# Data supplied
········

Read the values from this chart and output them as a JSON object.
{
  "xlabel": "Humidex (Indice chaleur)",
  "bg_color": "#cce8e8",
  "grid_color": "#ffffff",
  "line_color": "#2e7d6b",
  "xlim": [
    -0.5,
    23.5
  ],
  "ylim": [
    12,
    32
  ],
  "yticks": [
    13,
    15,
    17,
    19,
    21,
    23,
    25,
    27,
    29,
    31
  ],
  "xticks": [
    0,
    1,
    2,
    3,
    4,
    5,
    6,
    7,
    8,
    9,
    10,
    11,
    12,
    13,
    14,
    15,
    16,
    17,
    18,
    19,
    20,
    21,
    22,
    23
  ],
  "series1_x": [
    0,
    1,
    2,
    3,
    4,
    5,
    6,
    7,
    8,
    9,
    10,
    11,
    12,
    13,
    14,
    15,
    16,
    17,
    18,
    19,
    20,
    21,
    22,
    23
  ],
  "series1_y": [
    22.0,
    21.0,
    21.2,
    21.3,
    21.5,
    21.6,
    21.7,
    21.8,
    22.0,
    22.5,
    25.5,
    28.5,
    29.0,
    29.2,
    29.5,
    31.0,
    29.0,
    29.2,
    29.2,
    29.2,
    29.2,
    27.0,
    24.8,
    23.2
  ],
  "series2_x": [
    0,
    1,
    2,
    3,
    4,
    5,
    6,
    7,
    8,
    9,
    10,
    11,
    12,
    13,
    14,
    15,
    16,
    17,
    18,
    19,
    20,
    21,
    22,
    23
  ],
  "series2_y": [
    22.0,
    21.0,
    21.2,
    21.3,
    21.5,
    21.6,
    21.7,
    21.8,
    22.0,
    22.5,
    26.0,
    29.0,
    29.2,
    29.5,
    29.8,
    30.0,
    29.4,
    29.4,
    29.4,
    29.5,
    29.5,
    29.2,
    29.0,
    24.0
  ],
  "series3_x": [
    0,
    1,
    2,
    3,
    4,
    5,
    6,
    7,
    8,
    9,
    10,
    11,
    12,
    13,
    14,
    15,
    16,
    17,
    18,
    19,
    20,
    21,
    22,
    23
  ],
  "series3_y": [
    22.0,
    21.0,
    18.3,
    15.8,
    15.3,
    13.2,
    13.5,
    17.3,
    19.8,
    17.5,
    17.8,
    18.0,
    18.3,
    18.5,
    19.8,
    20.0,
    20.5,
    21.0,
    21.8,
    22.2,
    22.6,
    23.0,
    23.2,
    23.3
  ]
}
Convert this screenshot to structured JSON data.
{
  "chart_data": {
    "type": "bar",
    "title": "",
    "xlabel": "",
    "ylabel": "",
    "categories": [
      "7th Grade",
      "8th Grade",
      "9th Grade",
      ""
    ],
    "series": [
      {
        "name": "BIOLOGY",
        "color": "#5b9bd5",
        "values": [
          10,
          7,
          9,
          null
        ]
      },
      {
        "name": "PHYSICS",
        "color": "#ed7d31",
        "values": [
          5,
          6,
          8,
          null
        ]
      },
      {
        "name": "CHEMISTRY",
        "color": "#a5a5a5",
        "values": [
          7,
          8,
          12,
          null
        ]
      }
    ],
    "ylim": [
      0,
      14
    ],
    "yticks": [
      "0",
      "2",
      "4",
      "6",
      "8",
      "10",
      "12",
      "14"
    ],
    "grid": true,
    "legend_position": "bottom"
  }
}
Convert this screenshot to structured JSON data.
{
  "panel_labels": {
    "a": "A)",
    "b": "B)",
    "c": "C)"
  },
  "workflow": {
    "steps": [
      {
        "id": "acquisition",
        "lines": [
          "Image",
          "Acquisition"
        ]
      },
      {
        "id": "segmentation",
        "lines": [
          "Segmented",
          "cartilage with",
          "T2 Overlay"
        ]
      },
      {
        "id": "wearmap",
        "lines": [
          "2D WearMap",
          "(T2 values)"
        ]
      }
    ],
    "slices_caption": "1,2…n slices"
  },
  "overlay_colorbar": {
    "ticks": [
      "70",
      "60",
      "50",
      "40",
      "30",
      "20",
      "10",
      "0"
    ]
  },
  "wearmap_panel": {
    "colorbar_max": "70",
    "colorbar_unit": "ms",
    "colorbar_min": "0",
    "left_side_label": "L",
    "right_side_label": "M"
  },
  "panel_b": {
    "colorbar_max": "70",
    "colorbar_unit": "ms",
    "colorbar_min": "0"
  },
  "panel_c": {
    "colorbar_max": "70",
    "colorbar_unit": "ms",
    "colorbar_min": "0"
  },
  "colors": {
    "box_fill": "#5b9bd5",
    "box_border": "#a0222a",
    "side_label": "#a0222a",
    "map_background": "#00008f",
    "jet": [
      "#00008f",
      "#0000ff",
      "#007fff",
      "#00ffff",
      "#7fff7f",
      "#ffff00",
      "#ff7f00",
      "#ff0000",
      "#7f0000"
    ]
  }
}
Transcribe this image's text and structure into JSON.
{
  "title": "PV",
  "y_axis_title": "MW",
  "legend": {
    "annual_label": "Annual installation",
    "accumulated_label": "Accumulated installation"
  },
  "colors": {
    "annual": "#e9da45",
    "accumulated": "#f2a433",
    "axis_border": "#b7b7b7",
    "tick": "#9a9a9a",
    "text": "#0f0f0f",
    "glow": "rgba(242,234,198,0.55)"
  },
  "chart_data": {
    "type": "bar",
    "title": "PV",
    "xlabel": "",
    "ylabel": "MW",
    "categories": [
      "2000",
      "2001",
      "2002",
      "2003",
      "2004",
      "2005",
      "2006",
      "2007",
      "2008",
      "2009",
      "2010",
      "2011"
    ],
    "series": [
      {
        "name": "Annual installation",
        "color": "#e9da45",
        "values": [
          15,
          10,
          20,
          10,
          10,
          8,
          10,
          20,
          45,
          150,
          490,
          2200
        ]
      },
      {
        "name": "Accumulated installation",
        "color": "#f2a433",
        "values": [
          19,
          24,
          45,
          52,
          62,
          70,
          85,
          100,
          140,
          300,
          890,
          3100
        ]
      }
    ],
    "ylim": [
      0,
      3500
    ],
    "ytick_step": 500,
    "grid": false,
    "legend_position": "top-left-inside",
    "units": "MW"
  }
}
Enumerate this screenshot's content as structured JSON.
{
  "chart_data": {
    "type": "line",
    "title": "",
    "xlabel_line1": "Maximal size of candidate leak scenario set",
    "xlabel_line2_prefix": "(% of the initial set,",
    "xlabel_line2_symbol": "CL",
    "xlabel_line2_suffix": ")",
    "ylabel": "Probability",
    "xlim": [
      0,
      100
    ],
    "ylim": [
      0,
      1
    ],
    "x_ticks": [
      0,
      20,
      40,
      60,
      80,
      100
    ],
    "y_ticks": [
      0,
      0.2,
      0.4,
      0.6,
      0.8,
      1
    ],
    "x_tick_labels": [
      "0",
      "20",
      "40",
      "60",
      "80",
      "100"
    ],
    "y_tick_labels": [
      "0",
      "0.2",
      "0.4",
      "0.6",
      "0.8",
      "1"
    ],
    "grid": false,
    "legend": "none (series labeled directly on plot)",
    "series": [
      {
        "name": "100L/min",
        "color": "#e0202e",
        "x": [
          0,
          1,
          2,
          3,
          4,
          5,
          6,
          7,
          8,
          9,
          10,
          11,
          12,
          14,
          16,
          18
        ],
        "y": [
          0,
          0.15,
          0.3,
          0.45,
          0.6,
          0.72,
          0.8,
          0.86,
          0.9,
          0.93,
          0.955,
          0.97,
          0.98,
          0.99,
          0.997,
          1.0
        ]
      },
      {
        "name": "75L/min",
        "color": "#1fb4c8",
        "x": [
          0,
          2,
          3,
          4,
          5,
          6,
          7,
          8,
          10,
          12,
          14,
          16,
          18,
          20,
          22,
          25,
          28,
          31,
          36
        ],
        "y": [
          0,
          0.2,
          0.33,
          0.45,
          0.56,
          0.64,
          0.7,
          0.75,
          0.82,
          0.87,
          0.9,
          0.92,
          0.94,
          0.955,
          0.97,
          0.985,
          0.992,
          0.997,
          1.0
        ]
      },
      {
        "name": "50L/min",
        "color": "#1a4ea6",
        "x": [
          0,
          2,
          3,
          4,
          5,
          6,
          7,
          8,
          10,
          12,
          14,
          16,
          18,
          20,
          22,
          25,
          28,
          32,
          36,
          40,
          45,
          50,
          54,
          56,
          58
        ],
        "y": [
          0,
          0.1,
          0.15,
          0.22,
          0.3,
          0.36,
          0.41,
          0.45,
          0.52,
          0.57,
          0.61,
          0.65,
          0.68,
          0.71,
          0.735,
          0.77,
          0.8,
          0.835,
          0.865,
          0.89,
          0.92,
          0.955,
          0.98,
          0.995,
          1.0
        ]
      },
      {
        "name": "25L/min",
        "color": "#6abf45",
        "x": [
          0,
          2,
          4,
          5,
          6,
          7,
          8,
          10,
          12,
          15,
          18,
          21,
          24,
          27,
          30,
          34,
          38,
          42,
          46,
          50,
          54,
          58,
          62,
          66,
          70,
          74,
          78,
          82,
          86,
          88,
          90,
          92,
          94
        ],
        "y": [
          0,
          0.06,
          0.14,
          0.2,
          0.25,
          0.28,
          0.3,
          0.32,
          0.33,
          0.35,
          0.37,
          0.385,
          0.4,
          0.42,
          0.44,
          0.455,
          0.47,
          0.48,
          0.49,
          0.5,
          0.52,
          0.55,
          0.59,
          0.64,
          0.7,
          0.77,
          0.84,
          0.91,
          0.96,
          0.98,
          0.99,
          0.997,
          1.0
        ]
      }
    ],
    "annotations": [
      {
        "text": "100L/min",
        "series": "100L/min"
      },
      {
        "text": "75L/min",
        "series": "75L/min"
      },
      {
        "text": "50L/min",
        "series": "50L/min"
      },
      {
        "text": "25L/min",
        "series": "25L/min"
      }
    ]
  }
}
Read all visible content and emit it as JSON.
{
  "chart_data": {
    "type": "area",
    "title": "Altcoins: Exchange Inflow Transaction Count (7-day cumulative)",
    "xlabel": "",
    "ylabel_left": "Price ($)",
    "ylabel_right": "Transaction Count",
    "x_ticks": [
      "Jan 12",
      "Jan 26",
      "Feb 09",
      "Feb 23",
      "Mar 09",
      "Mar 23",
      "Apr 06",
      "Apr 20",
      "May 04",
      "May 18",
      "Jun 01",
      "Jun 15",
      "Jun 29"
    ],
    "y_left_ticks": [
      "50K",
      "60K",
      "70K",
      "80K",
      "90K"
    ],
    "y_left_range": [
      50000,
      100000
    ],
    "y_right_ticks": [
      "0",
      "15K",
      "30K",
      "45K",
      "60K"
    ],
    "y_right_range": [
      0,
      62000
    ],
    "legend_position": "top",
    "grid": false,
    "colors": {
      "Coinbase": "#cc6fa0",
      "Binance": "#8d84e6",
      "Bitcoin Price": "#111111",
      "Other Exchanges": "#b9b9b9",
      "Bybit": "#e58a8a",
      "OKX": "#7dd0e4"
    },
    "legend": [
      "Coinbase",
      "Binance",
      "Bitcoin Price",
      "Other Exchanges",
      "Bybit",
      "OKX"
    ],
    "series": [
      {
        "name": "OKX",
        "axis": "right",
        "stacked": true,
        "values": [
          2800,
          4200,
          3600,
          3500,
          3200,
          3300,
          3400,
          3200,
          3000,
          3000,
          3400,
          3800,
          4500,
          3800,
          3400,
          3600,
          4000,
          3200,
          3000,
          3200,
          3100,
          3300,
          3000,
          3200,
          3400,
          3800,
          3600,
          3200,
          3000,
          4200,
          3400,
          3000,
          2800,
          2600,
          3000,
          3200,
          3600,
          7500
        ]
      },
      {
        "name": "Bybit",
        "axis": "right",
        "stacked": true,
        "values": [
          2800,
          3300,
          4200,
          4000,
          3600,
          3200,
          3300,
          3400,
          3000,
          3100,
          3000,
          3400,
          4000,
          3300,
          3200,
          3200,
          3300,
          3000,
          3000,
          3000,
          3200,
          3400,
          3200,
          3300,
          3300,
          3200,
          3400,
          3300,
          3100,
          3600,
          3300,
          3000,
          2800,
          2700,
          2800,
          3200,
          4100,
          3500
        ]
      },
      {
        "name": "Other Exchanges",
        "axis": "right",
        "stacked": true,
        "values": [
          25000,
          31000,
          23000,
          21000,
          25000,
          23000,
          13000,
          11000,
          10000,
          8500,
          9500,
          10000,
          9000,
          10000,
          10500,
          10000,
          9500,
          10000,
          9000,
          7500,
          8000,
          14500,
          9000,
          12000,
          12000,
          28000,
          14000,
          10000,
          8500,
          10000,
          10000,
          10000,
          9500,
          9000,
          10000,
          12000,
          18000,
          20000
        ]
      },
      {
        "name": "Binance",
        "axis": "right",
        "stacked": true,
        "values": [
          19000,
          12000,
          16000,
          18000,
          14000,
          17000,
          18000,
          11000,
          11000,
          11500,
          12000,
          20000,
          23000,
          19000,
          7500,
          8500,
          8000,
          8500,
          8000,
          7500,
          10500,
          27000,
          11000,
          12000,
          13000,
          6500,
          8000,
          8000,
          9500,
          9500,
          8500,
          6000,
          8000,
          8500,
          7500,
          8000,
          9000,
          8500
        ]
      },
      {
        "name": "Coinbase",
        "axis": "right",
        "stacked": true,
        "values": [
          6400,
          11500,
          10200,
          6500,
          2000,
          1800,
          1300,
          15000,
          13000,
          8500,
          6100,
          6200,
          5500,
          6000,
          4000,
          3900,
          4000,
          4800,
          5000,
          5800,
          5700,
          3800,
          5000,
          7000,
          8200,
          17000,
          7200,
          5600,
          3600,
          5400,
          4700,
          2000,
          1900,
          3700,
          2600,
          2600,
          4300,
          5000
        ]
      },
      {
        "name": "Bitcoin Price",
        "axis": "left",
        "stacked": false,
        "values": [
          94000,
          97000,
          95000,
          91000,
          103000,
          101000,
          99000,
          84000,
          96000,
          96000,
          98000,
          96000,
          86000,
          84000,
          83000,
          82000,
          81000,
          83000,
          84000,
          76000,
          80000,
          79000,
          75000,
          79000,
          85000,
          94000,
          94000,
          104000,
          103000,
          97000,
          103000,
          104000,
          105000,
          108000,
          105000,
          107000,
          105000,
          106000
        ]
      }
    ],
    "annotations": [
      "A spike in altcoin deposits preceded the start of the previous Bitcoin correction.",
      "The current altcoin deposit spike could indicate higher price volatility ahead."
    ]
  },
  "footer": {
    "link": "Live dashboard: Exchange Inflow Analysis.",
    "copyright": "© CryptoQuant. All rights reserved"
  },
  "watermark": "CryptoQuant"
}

········

# Exercise aim
Work out the number of lines in this listing that include the word "text". Reply with that number only.

# Written response
6